Exercise prompt:
Which lines contain the string "Añadir"? Please list every one of them.

▼

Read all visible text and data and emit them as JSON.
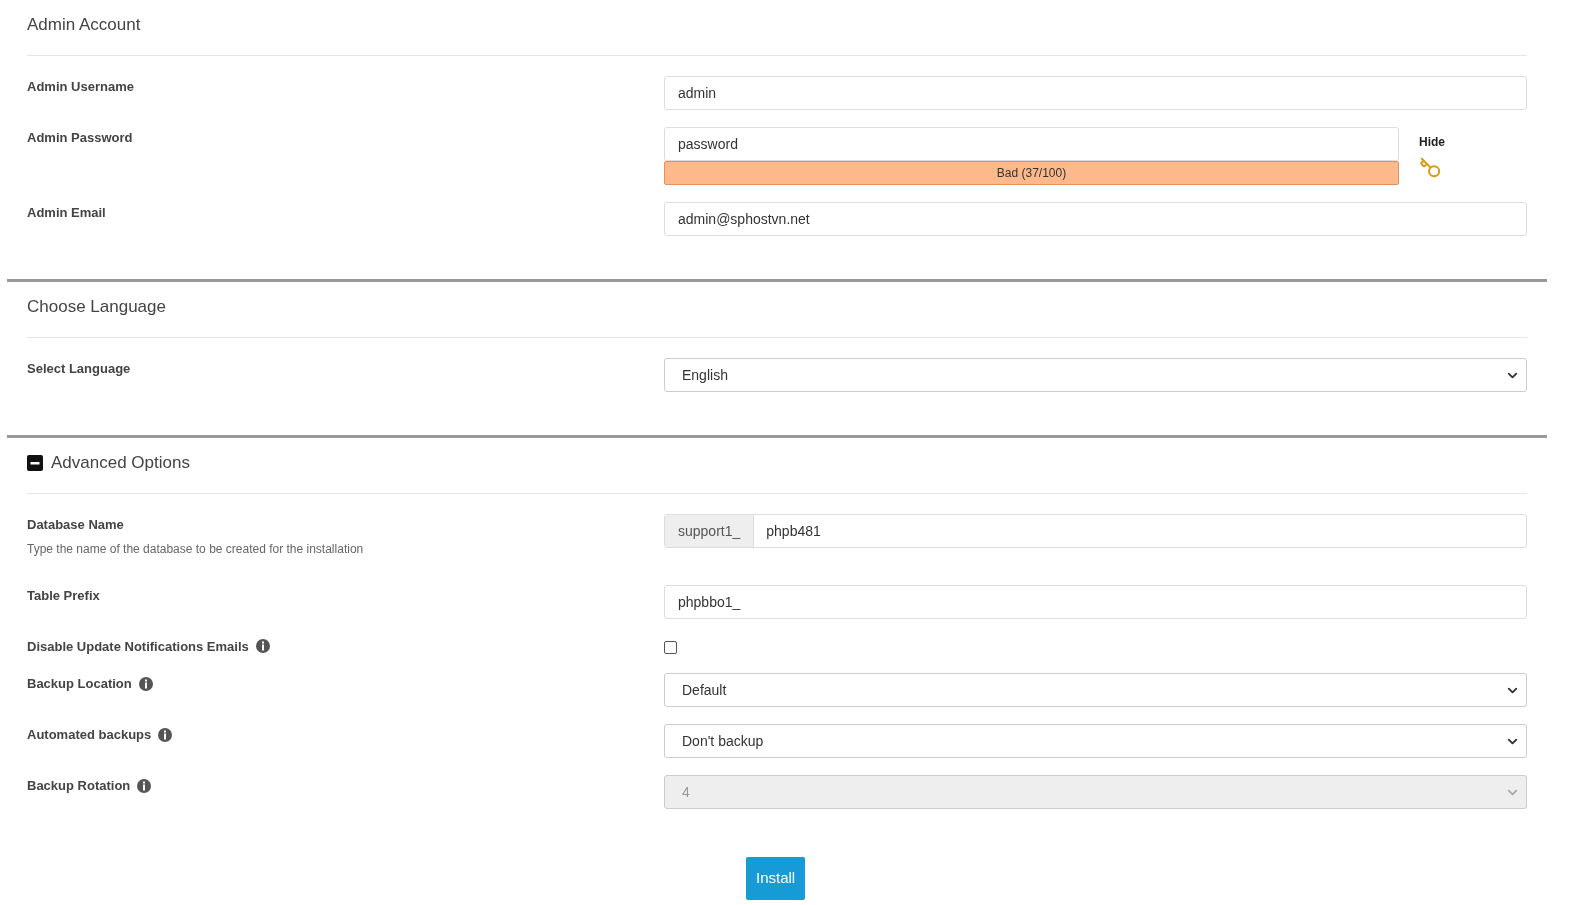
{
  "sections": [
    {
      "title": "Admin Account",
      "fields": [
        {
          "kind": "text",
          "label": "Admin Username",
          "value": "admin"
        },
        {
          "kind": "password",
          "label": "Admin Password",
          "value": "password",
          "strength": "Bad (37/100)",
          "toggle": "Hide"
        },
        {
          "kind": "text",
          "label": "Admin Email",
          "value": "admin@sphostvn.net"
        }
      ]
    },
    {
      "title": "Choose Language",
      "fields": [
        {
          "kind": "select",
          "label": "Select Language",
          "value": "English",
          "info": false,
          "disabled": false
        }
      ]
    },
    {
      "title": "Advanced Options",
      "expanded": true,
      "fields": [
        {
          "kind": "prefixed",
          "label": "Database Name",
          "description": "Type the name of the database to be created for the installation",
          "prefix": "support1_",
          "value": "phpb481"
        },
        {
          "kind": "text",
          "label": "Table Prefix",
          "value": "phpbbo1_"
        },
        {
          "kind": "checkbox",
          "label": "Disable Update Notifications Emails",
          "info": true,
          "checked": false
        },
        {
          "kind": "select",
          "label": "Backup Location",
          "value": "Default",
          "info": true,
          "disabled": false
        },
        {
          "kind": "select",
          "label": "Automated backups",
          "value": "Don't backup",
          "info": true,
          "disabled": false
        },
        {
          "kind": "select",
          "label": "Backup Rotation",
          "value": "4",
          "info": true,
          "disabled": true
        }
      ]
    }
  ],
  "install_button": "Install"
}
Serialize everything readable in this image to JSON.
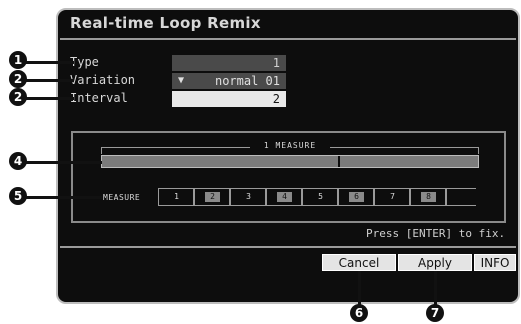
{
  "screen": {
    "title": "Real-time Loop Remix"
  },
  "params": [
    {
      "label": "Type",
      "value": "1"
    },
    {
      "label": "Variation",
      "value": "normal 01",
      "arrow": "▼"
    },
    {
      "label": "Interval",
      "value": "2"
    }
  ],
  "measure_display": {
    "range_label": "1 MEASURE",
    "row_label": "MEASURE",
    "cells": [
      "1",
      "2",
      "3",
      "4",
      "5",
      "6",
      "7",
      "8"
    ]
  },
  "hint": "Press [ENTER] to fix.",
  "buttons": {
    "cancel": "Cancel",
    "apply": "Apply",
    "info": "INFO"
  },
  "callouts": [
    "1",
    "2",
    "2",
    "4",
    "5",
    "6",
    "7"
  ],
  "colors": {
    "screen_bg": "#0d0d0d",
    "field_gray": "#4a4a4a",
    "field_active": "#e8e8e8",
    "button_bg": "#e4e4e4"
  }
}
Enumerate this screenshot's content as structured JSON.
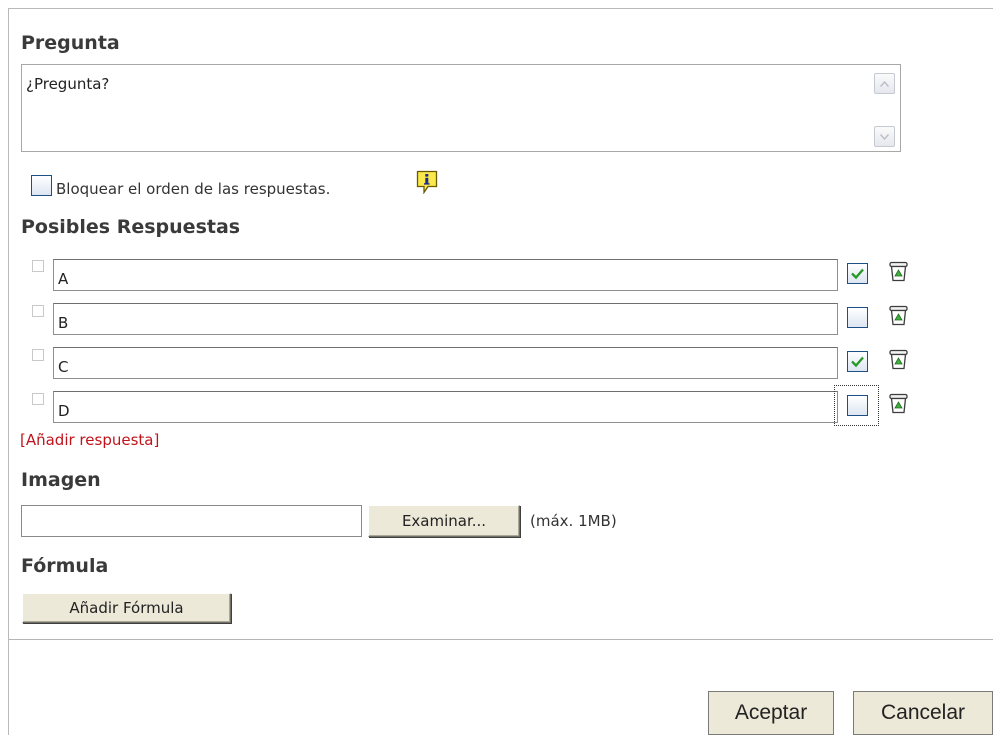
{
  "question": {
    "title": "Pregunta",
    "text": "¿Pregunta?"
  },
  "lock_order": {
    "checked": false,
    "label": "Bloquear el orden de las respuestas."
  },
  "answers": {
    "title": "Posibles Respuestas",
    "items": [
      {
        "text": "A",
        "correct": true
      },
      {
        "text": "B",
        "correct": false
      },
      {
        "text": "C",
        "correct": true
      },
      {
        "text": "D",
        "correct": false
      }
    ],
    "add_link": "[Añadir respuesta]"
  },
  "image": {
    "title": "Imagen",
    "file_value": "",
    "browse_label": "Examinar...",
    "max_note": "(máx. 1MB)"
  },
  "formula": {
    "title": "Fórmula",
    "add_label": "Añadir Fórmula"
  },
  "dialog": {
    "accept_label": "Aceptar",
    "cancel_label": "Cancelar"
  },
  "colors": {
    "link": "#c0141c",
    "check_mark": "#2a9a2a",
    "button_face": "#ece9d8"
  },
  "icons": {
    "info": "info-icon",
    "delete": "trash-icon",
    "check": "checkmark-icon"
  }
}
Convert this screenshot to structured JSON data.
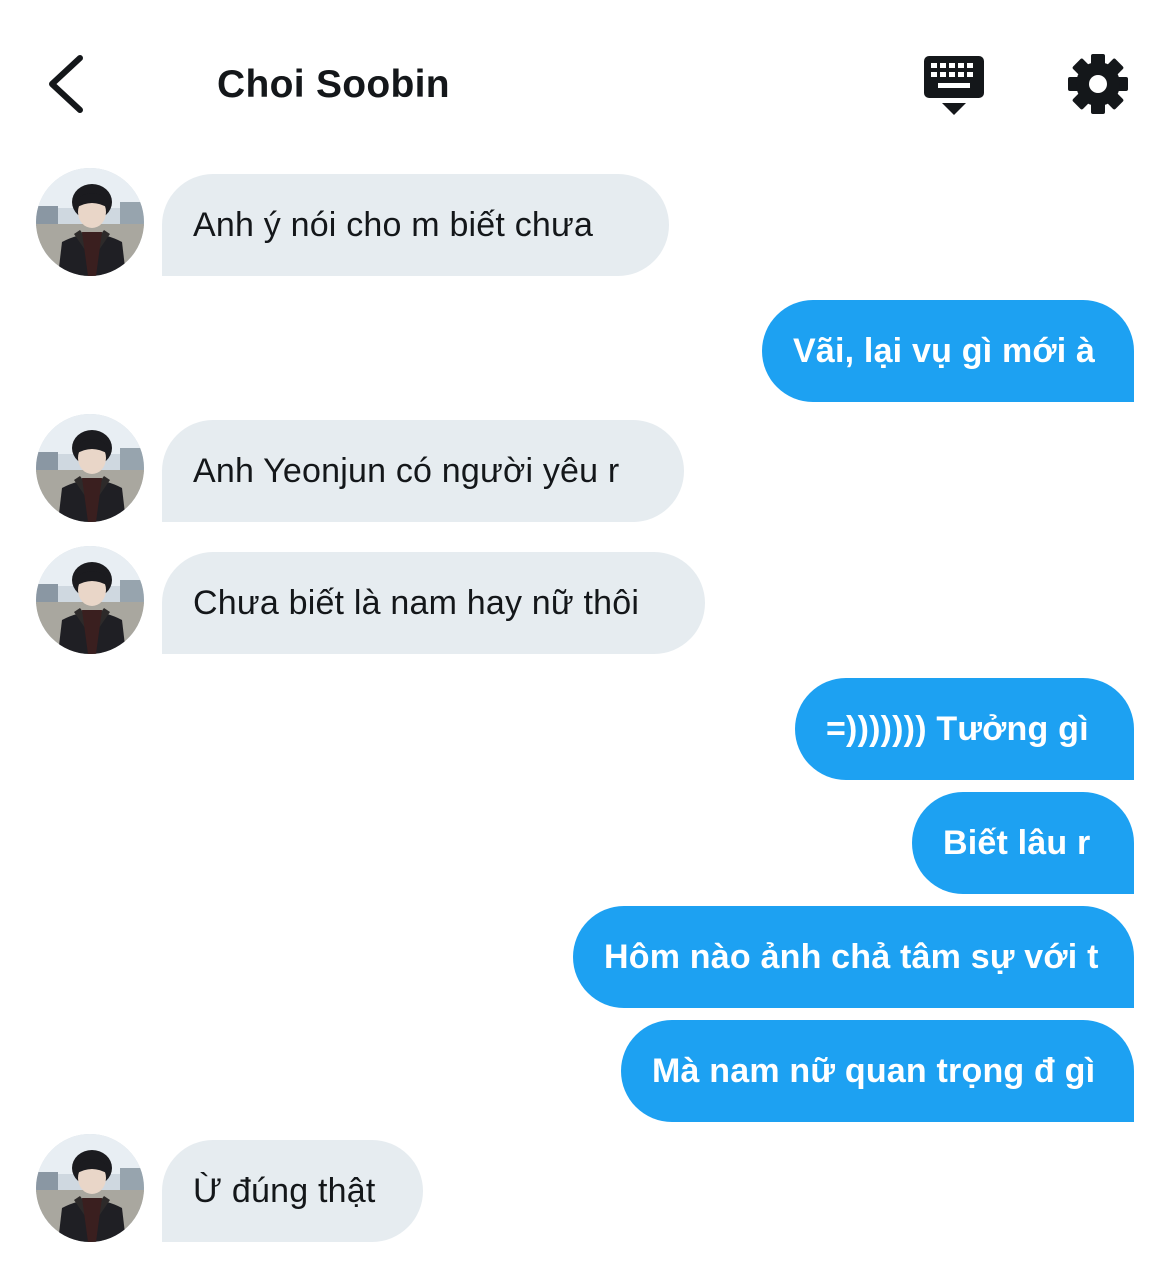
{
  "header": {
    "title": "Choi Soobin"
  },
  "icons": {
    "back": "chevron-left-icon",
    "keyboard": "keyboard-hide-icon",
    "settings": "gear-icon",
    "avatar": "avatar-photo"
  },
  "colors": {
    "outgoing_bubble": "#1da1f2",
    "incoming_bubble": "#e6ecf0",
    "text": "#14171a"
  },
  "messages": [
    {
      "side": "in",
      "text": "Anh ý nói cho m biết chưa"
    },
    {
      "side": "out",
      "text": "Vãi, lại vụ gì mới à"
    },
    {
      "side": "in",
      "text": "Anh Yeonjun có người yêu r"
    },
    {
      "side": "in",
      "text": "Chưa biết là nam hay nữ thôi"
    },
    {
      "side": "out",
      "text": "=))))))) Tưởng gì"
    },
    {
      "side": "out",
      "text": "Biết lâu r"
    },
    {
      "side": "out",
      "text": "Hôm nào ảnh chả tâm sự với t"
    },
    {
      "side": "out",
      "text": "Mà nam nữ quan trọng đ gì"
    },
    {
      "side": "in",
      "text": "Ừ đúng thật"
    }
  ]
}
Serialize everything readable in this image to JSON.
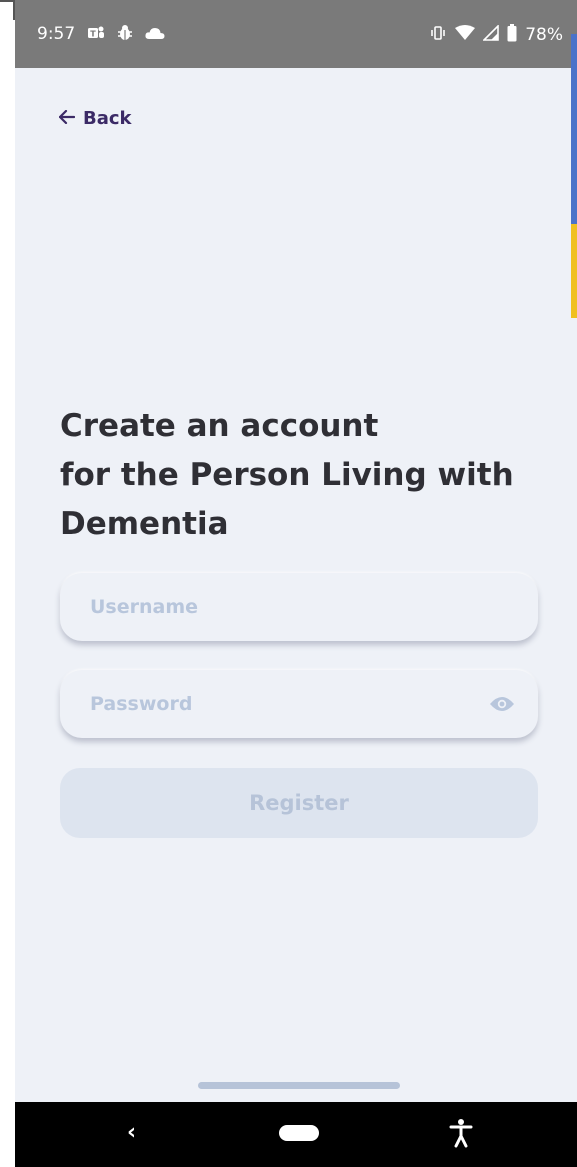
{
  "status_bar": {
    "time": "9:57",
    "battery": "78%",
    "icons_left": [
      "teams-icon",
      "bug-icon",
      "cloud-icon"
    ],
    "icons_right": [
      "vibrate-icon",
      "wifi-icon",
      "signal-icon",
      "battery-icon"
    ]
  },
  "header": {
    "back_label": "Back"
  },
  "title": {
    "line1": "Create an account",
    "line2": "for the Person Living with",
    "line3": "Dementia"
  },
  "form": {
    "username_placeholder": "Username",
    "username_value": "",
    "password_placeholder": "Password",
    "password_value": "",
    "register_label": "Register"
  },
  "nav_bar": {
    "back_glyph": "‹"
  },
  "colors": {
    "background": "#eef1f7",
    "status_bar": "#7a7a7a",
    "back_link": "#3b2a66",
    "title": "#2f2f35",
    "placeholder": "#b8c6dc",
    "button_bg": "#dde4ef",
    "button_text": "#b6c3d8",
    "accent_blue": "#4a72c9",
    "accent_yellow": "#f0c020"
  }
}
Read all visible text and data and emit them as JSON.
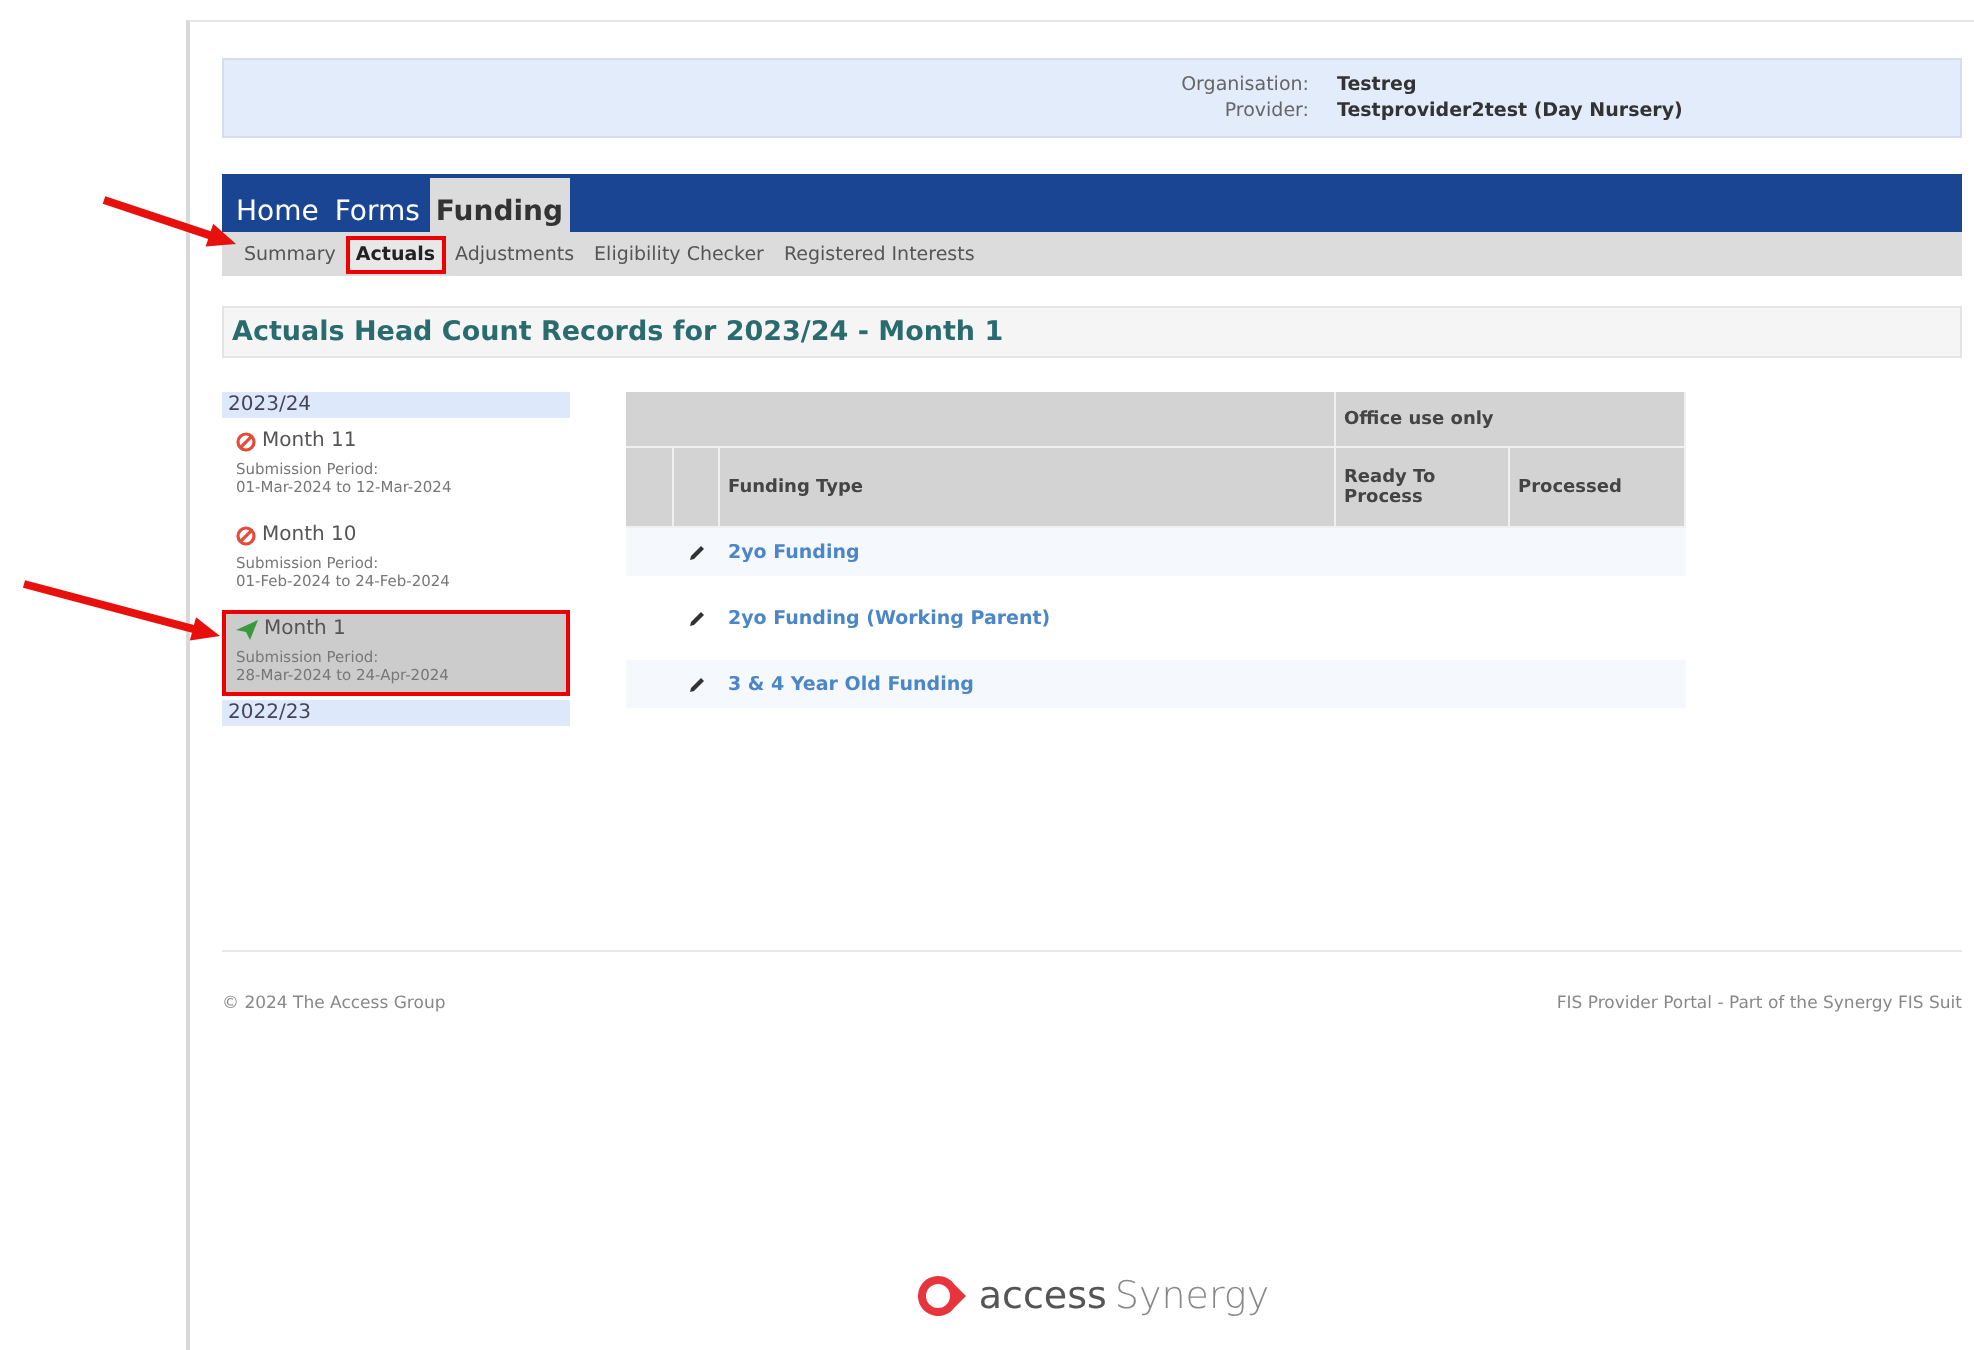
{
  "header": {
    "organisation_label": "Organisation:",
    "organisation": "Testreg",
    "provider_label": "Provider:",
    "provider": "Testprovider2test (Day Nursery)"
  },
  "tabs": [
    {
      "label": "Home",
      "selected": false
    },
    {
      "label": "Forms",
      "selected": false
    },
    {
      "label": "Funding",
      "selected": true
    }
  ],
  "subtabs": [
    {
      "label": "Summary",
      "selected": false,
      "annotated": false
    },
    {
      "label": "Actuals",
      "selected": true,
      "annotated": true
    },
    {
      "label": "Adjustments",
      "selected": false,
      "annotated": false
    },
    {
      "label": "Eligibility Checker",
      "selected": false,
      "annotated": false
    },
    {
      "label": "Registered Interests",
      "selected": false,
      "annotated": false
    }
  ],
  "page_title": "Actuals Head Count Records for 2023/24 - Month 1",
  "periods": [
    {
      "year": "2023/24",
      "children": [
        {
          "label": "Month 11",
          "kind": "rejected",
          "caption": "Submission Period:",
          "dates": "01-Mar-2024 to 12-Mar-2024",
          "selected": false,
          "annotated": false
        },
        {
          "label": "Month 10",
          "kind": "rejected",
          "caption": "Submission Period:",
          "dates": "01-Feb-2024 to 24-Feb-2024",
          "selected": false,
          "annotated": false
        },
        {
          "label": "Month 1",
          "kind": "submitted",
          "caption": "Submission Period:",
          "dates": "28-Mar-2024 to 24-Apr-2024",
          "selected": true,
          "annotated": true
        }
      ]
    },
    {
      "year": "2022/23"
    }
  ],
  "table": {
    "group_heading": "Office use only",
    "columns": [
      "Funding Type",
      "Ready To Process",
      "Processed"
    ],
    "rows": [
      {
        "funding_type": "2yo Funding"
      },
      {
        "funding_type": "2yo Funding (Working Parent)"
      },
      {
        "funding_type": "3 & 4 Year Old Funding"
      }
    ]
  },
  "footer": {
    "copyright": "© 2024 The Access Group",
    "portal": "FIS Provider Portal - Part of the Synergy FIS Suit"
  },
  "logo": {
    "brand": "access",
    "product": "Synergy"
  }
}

▲

Solution for this task:
    "add_link": "[Añadir respuesta]"
    "add_label": "Añadir Fórmula"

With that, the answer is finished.